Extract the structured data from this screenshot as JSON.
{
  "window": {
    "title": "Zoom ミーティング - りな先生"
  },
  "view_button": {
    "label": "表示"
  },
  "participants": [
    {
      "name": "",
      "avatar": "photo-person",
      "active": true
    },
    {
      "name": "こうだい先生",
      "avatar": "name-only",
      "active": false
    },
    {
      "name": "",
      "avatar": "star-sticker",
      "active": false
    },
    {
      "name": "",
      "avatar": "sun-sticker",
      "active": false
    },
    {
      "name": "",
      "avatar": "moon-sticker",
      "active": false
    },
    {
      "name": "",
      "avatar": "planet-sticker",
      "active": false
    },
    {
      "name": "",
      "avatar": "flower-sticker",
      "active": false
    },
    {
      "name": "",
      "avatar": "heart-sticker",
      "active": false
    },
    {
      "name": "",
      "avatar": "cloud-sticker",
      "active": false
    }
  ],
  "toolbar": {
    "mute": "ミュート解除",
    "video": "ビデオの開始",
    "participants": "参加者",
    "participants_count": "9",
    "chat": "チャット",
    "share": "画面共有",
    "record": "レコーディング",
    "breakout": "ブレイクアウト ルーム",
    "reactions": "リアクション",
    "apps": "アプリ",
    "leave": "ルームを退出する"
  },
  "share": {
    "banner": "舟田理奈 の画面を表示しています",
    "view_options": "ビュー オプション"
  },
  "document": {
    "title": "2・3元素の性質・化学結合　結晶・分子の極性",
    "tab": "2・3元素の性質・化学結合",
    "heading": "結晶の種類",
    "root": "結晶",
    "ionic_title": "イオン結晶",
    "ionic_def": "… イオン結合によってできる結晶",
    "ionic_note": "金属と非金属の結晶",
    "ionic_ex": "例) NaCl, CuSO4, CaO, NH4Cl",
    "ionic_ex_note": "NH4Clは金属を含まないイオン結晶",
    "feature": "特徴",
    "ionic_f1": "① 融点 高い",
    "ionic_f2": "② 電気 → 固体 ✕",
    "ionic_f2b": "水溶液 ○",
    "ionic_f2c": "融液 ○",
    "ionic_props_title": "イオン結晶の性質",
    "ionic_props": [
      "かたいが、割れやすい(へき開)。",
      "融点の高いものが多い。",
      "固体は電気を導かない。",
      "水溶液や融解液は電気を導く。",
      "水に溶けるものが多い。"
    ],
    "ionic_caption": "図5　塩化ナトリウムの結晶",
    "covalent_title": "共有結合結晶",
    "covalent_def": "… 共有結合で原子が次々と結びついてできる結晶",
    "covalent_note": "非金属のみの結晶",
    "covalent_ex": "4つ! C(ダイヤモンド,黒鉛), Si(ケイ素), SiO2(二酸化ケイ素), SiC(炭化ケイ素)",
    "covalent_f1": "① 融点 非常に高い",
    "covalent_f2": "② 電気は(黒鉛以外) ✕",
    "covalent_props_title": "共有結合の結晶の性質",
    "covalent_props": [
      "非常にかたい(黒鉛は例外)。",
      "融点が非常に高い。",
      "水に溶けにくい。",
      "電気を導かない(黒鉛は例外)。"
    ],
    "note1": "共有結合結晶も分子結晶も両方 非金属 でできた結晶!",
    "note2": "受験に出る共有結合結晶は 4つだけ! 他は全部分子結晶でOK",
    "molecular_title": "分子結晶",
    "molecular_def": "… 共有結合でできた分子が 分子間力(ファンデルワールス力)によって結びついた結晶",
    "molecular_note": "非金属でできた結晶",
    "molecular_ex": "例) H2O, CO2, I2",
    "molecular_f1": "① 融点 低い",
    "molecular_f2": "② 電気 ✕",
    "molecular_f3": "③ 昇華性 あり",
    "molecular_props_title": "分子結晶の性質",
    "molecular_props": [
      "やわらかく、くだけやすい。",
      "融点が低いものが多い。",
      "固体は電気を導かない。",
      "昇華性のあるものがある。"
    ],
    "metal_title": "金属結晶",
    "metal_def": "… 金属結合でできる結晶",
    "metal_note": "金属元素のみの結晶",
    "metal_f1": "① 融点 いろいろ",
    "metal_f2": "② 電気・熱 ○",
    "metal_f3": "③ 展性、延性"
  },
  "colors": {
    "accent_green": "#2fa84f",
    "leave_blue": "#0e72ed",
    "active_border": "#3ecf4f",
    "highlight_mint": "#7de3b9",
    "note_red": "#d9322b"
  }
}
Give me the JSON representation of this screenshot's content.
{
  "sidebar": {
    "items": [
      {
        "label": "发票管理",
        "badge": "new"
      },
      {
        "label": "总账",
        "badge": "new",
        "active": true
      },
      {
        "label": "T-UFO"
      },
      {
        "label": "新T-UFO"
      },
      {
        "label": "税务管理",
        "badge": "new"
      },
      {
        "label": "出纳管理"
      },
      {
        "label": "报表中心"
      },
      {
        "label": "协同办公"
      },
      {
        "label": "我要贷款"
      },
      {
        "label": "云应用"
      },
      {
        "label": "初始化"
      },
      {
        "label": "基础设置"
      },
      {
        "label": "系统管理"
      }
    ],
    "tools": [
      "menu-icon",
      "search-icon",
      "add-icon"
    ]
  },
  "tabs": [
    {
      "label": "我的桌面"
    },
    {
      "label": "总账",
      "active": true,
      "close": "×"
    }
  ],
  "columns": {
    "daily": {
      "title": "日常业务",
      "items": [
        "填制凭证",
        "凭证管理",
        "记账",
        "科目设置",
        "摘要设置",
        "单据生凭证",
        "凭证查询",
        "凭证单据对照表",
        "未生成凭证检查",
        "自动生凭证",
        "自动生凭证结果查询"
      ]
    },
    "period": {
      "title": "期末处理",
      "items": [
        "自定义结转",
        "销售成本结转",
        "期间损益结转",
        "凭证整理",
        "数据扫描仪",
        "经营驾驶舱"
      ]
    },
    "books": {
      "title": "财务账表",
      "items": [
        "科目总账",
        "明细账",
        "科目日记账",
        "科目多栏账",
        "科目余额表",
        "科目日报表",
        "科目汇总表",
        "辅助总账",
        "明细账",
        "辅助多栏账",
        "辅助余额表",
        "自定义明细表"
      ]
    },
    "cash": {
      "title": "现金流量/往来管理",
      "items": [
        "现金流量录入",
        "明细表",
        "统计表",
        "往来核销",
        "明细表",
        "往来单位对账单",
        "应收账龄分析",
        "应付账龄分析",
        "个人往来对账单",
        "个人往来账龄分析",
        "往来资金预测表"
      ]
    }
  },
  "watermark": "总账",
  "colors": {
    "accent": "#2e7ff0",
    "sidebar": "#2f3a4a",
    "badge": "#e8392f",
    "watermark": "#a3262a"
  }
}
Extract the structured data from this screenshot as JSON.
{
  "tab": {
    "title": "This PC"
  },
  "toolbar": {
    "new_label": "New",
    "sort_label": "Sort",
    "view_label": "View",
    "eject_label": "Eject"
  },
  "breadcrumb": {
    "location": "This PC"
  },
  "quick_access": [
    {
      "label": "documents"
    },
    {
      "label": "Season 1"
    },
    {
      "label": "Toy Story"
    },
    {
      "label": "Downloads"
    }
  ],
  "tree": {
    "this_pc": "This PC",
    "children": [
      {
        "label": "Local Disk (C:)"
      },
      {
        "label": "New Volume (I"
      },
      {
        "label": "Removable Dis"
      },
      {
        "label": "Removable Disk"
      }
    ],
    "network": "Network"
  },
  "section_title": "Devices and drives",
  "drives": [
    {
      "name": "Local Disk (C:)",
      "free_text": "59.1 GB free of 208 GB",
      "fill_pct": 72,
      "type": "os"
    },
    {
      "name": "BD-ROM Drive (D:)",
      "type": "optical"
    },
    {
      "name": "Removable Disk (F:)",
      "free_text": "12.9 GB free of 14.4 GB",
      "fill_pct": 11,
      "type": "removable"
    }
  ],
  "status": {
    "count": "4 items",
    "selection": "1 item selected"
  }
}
------------------------------------------------------------------------
◆ **Exercise description**: Please restate the whole listing word for word.

◆ **Solution for this exercise**:
Extract the structured data from this screenshot as JSON.
{
  "window": {
    "title": "Zoom ミーティング - りな先生"
  },
  "view_button": {
    "label": "表示"
  },
  "participants": [
    {
      "name": "",
      "avatar": "photo-person",
      "active": true
    },
    {
      "name": "こうだい先生",
      "avatar": "name-only",
      "active": false
    },
    {
      "name": "",
      "avatar": "star-sticker",
      "active": false
    },
    {
      "name": "",
      "avatar": "sun-sticker",
      "active": false
    },
    {
      "name": "",
      "avatar": "moon-sticker",
      "active": false
    },
    {
      "name": "",
      "avatar": "planet-sticker",
      "active": false
    },
    {
      "name": "",
      "avatar": "flower-sticker",
      "active": false
    },
    {
      "name": "",
      "avatar": "heart-sticker",
      "active": false
    },
    {
      "name": "",
      "avatar": "cloud-sticker",
      "active": false
    }
  ],
  "toolbar": {
    "mute": "ミュート解除",
    "video": "ビデオの開始",
    "participants": "参加者",
    "participants_count": "9",
    "chat": "チャット",
    "share": "画面共有",
    "record": "レコーディング",
    "breakout": "ブレイクアウト ルーム",
    "reactions": "リアクション",
    "apps": "アプリ",
    "leave": "ルームを退出する"
  },
  "share": {
    "banner": "舟田理奈 の画面を表示しています",
    "view_options": "ビュー オプション"
  },
  "document": {
    "title": "2・3元素の性質・化学結合　結晶・分子の極性",
    "tab": "2・3元素の性質・化学結合",
    "heading": "結晶の種類",
    "root": "結晶",
    "ionic_title": "イオン結晶",
    "ionic_def": "… イオン結合によってできる結晶",
    "ionic_note": "金属と非金属の結晶",
    "ionic_ex": "例) NaCl, CuSO4, CaO, NH4Cl",
    "ionic_ex_note": "NH4Clは金属を含まないイオン結晶",
    "feature": "特徴",
    "ionic_f1": "① 融点 高い",
    "ionic_f2": "② 電気 → 固体 ✕",
    "ionic_f2b": "水溶液 ○",
    "ionic_f2c": "融液 ○",
    "ionic_props_title": "イオン結晶の性質",
    "ionic_props": [
      "かたいが、割れやすい(へき開)。",
      "融点の高いものが多い。",
      "固体は電気を導かない。",
      "水溶液や融解液は電気を導く。",
      "水に溶けるものが多い。"
    ],
    "ionic_caption": "図5　塩化ナトリウムの結晶",
    "covalent_title": "共有結合結晶",
    "covalent_def": "… 共有結合で原子が次々と結びついてできる結晶",
    "covalent_note": "非金属のみの結晶",
    "covalent_ex": "4つ! C(ダイヤモンド,黒鉛), Si(ケイ素), SiO2(二酸化ケイ素), SiC(炭化ケイ素)",
    "covalent_f1": "① 融点 非常に高い",
    "covalent_f2": "② 電気は(黒鉛以外) ✕",
    "covalent_props_title": "共有結合の結晶の性質",
    "covalent_props": [
      "非常にかたい(黒鉛は例外)。",
      "融点が非常に高い。",
      "水に溶けにくい。",
      "電気を導かない(黒鉛は例外)。"
    ],
    "note1": "共有結合結晶も分子結晶も両方 非金属 でできた結晶!",
    "note2": "受験に出る共有結合結晶は 4つだけ! 他は全部分子結晶でOK",
    "molecular_title": "分子結晶",
    "molecular_def": "… 共有結合でできた分子が 分子間力(ファンデルワールス力)によって結びついた結晶",
    "molecular_note": "非金属でできた結晶",
    "molecular_ex": "例) H2O, CO2, I2",
    "molecular_f1": "① 融点 低い",
    "molecular_f2": "② 電気 ✕",
    "molecular_f3": "③ 昇華性 あり",
    "molecular_props_title": "分子結晶の性質",
    "molecular_props": [
      "やわらかく、くだけやすい。",
      "融点が低いものが多い。",
      "固体は電気を導かない。",
      "昇華性のあるものがある。"
    ],
    "metal_title": "金属結晶",
    "metal_def": "… 金属結合でできる結晶",
    "metal_note": "金属元素のみの結晶",
    "metal_f1": "① 融点 いろいろ",
    "metal_f2": "② 電気・熱 ○",
    "metal_f3": "③ 展性、延性"
  },
  "colors": {
    "accent_green": "#2fa84f",
    "leave_blue": "#0e72ed",
    "active_border": "#3ecf4f",
    "highlight_mint": "#7de3b9",
    "note_red": "#d9322b"
  }
}
Give me the JSON representation of this screenshot's content.
{
  "sidebar": {
    "items": [
      {
        "label": "发票管理",
        "badge": "new"
      },
      {
        "label": "总账",
        "badge": "new",
        "active": true
      },
      {
        "label": "T-UFO"
      },
      {
        "label": "新T-UFO"
      },
      {
        "label": "税务管理",
        "badge": "new"
      },
      {
        "label": "出纳管理"
      },
      {
        "label": "报表中心"
      },
      {
        "label": "协同办公"
      },
      {
        "label": "我要贷款"
      },
      {
        "label": "云应用"
      },
      {
        "label": "初始化"
      },
      {
        "label": "基础设置"
      },
      {
        "label": "系统管理"
      }
    ],
    "tools": [
      "menu-icon",
      "search-icon",
      "add-icon"
    ]
  },
  "tabs": [
    {
      "label": "我的桌面"
    },
    {
      "label": "总账",
      "active": true,
      "close": "×"
    }
  ],
  "columns": {
    "daily": {
      "title": "日常业务",
      "items": [
        "填制凭证",
        "凭证管理",
        "记账",
        "科目设置",
        "摘要设置",
        "单据生凭证",
        "凭证查询",
        "凭证单据对照表",
        "未生成凭证检查",
        "自动生凭证",
        "自动生凭证结果查询"
      ]
    },
    "period": {
      "title": "期末处理",
      "items": [
        "自定义结转",
        "销售成本结转",
        "期间损益结转",
        "凭证整理",
        "数据扫描仪",
        "经营驾驶舱"
      ]
    },
    "books": {
      "title": "财务账表",
      "items": [
        "科目总账",
        "明细账",
        "科目日记账",
        "科目多栏账",
        "科目余额表",
        "科目日报表",
        "科目汇总表",
        "辅助总账",
        "明细账",
        "辅助多栏账",
        "辅助余额表",
        "自定义明细表"
      ]
    },
    "cash": {
      "title": "现金流量/往来管理",
      "items": [
        "现金流量录入",
        "明细表",
        "统计表",
        "往来核销",
        "明细表",
        "往来单位对账单",
        "应收账龄分析",
        "应付账龄分析",
        "个人往来对账单",
        "个人往来账龄分析",
        "往来资金预测表"
      ]
    }
  },
  "watermark": "总账",
  "colors": {
    "accent": "#2e7ff0",
    "sidebar": "#2f3a4a",
    "badge": "#e8392f",
    "watermark": "#a3262a"
  }
}
Extract the structured data from this screenshot as JSON.
{
  "tab": {
    "title": "This PC"
  },
  "toolbar": {
    "new_label": "New",
    "sort_label": "Sort",
    "view_label": "View",
    "eject_label": "Eject"
  },
  "breadcrumb": {
    "location": "This PC"
  },
  "quick_access": [
    {
      "label": "documents"
    },
    {
      "label": "Season 1"
    },
    {
      "label": "Toy Story"
    },
    {
      "label": "Downloads"
    }
  ],
  "tree": {
    "this_pc": "This PC",
    "children": [
      {
        "label": "Local Disk (C:)"
      },
      {
        "label": "New Volume (I"
      },
      {
        "label": "Removable Dis"
      },
      {
        "label": "Removable Disk"
      }
    ],
    "network": "Network"
  },
  "section_title": "Devices and drives",
  "drives": [
    {
      "name": "Local Disk (C:)",
      "free_text": "59.1 GB free of 208 GB",
      "fill_pct": 72,
      "type": "os"
    },
    {
      "name": "BD-ROM Drive (D:)",
      "type": "optical"
    },
    {
      "name": "Removable Disk (F:)",
      "free_text": "12.9 GB free of 14.4 GB",
      "fill_pct": 11,
      "type": "removable"
    }
  ],
  "status": {
    "count": "4 items",
    "selection": "1 item selected"
  }
}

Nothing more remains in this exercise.